• _The task_:
Take from the listing each line that has the string "object".

## Begin Provided records

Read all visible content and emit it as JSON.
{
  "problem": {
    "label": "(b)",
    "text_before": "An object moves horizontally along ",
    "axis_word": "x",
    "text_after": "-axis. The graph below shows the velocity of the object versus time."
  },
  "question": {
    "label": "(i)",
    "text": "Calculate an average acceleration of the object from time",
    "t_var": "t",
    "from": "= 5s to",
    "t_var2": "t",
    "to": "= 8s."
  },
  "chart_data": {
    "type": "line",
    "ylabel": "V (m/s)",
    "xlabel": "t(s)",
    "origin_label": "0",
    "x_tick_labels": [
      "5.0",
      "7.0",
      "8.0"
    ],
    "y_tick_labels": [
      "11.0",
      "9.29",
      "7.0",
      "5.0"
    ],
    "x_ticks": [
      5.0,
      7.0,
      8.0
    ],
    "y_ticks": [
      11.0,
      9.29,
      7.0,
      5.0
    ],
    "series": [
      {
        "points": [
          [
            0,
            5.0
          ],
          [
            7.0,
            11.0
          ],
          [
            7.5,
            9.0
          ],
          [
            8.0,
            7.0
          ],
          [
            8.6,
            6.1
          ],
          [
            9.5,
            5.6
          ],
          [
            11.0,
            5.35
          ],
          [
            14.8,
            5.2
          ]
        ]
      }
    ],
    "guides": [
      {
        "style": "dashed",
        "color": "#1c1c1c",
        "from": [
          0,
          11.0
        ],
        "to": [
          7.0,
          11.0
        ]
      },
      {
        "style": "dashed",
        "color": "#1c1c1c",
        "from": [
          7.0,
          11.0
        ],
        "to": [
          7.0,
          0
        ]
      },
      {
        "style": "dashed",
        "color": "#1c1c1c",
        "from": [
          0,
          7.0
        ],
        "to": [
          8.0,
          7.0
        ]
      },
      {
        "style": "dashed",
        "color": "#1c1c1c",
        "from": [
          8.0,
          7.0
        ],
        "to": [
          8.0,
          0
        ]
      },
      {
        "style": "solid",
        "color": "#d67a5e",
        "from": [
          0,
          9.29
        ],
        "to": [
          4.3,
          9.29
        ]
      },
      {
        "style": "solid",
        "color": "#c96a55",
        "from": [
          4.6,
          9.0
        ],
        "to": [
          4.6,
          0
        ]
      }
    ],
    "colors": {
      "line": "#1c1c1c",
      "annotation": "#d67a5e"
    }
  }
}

## End Provided records

• _Completed exercise_:
    "text_before": "An object moves horizontally along ",
    "text_after": "-axis. The graph below shows the velocity of the object versus time."
    "text": "Calculate an average acceleration of the object from time",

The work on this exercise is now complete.